To be done:
Select every line below containing the word "name".

_ _ _ _ _ _ _

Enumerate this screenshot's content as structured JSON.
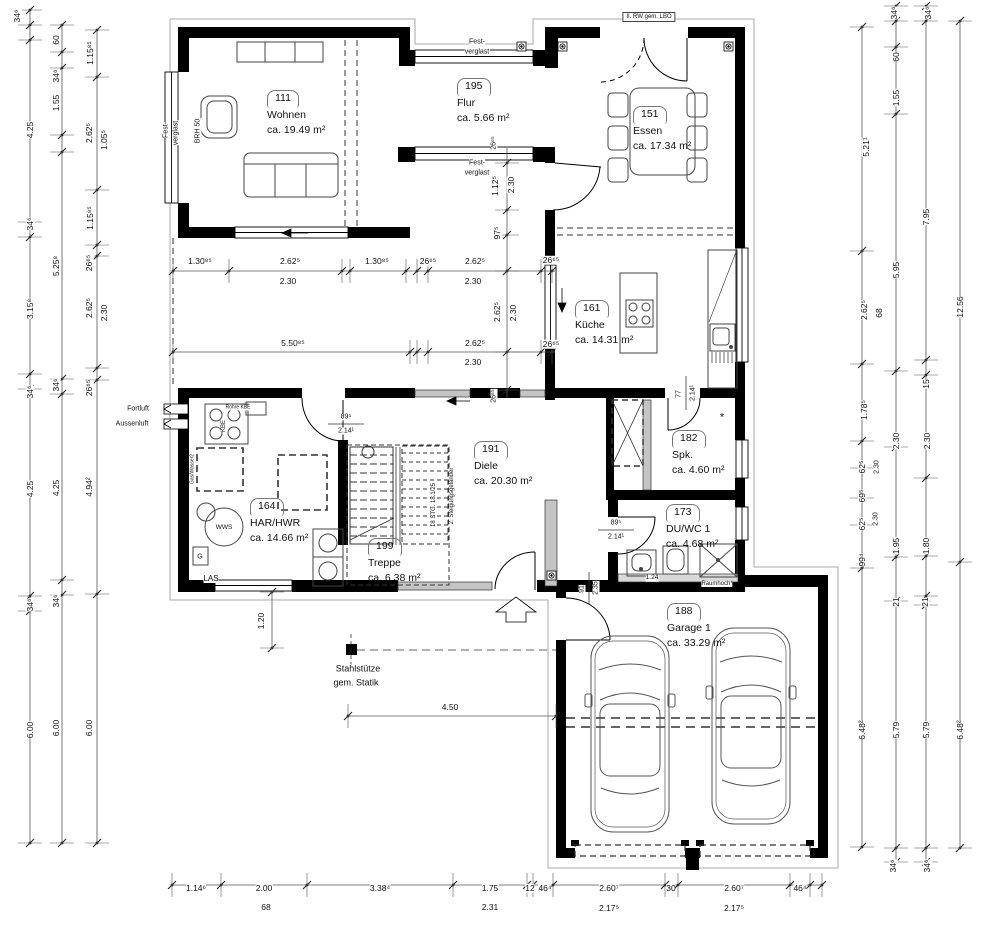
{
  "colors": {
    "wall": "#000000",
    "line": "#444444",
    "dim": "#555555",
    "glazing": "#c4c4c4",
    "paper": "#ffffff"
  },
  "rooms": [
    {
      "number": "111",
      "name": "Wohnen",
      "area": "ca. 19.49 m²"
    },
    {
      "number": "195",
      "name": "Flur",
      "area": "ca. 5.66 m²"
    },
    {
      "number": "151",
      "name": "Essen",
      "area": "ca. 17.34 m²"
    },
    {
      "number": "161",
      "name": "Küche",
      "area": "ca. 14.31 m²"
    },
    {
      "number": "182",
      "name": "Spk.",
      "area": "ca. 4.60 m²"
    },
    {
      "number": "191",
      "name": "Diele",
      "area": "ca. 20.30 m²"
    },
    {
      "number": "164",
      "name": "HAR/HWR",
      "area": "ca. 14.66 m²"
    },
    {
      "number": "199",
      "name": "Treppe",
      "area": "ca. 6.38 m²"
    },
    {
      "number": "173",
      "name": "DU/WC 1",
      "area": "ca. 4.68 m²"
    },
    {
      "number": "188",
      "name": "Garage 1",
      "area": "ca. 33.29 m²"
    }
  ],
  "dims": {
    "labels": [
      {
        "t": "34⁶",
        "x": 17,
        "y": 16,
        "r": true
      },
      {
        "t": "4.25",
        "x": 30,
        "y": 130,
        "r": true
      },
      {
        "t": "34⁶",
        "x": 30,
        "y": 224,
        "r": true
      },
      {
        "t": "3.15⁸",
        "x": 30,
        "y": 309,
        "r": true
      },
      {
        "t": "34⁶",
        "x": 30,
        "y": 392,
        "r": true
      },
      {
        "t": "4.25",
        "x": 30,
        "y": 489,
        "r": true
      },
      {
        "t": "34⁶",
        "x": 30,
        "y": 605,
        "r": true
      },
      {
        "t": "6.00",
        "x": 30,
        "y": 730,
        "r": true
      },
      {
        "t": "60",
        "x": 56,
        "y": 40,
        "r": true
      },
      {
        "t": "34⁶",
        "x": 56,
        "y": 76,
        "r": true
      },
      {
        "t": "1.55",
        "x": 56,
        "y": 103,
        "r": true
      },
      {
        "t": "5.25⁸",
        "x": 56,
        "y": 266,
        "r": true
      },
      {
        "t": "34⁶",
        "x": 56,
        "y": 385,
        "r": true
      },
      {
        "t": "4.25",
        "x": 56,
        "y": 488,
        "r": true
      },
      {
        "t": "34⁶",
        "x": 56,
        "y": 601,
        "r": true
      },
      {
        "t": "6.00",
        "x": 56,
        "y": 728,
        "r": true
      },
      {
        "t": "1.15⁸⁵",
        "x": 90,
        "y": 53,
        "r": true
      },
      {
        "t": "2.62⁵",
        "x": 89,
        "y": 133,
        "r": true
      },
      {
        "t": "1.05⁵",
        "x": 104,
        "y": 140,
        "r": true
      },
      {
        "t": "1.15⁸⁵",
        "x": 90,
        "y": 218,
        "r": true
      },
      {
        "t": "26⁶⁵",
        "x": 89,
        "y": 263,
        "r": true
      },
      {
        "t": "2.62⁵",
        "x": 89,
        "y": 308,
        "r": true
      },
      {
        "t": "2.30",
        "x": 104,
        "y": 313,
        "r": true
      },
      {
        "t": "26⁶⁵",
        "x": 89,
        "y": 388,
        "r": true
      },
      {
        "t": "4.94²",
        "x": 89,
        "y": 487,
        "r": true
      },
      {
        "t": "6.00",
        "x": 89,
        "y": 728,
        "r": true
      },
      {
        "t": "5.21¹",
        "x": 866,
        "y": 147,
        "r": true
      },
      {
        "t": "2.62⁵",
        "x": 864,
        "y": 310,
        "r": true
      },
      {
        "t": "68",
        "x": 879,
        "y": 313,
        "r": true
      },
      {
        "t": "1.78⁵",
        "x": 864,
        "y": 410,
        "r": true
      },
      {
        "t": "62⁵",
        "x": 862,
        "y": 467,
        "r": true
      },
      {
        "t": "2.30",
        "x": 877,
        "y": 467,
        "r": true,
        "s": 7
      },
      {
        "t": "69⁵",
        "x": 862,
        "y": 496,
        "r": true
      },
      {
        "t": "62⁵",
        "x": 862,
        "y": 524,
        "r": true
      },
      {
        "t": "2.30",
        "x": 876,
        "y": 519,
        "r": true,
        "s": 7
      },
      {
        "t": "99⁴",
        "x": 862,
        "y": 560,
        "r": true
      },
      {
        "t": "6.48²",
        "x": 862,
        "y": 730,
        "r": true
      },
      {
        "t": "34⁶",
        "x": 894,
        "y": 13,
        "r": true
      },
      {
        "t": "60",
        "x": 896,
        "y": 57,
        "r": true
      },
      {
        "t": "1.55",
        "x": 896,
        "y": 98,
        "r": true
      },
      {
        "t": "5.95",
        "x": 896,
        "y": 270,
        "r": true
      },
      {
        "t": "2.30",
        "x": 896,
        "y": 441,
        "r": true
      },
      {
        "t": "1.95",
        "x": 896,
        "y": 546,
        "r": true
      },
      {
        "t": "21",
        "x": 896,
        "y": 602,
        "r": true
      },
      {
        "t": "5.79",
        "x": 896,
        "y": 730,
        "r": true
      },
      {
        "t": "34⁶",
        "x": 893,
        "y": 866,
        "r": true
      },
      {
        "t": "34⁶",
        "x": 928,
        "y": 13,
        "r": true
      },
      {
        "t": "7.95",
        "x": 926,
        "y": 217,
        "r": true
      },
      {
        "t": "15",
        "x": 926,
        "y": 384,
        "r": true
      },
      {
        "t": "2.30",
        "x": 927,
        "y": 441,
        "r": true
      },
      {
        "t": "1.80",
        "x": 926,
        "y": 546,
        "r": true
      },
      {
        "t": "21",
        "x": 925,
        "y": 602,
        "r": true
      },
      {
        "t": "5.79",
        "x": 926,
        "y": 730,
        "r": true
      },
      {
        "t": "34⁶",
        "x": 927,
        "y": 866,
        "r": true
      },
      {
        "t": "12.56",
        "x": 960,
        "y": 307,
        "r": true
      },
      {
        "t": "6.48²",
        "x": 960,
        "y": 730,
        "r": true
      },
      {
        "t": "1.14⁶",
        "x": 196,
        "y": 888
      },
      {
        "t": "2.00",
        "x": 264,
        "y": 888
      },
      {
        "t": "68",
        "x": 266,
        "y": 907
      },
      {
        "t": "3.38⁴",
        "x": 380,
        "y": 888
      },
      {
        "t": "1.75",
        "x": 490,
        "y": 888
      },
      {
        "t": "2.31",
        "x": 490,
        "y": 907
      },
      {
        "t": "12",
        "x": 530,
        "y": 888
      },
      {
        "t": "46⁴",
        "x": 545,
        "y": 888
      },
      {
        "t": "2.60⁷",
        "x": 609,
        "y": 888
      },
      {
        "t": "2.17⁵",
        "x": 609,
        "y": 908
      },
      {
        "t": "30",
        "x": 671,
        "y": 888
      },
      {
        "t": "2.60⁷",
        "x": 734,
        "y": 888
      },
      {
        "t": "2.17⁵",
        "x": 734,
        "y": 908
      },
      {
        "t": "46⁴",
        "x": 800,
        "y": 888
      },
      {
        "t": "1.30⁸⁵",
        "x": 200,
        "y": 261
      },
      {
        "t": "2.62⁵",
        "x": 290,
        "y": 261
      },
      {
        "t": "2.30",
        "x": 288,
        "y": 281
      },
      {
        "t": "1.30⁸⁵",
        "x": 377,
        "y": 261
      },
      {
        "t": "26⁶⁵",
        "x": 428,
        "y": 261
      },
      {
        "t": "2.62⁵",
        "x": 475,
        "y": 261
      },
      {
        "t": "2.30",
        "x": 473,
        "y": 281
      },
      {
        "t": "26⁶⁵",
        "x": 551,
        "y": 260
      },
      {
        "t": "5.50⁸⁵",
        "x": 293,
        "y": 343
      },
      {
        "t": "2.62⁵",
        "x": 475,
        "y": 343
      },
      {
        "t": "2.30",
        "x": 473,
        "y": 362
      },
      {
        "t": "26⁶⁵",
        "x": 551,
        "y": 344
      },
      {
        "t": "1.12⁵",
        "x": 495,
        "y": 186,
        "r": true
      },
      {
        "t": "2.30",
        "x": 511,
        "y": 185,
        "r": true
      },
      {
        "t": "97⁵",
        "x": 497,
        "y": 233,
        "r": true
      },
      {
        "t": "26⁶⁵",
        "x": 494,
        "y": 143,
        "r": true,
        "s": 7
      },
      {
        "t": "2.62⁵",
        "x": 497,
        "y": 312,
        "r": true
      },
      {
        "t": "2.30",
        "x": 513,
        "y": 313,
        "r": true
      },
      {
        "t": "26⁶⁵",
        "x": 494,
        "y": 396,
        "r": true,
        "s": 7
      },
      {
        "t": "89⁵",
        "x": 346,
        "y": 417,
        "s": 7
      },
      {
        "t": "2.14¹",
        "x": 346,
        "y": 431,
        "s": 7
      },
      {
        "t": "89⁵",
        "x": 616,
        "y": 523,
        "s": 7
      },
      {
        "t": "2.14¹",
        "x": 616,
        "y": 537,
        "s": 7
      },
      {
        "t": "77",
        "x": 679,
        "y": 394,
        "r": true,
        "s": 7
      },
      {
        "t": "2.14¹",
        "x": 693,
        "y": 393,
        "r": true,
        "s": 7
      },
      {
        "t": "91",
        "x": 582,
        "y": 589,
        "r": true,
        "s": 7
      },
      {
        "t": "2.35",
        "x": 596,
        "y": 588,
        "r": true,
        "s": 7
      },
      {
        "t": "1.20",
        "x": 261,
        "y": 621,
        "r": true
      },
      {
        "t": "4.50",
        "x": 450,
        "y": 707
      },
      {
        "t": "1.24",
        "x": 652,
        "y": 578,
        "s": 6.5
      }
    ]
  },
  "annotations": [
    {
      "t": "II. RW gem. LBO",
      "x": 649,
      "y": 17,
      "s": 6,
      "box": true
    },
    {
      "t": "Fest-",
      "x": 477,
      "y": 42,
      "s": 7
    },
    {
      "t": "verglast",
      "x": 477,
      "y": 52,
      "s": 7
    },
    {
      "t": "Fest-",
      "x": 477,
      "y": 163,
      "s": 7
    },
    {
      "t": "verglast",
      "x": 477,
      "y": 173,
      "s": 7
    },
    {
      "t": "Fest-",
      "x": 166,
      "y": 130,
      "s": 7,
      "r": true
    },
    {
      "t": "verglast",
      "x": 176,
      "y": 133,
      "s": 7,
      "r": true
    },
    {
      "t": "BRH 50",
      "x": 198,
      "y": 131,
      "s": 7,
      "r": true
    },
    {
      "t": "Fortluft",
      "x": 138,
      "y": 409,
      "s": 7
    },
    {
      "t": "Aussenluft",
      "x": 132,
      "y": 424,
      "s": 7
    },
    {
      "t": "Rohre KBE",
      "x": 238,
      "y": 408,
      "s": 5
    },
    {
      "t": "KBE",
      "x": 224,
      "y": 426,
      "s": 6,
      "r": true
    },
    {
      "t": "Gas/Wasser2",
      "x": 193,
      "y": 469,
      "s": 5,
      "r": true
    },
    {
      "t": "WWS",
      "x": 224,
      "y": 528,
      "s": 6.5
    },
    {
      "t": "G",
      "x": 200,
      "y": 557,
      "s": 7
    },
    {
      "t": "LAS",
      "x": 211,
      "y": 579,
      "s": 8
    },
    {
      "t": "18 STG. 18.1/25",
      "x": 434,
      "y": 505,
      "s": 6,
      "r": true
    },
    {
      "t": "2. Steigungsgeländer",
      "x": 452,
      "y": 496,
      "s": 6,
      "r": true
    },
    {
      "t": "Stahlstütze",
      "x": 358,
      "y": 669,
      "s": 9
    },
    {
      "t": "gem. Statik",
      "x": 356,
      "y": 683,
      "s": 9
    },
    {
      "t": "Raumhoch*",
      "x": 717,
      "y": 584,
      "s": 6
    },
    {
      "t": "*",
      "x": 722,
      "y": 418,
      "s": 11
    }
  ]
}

_ _ _ _ _ _ _

Solution to the problem:
      "name": "Wohnen",
      "name": "Flur",
      "name": "Essen",
      "name": "Küche",
      "name": "Spk.",
      "name": "Diele",
      "name": "HAR/HWR",
      "name": "Treppe",
      "name": "DU/WC 1",
      "name": "Garage 1",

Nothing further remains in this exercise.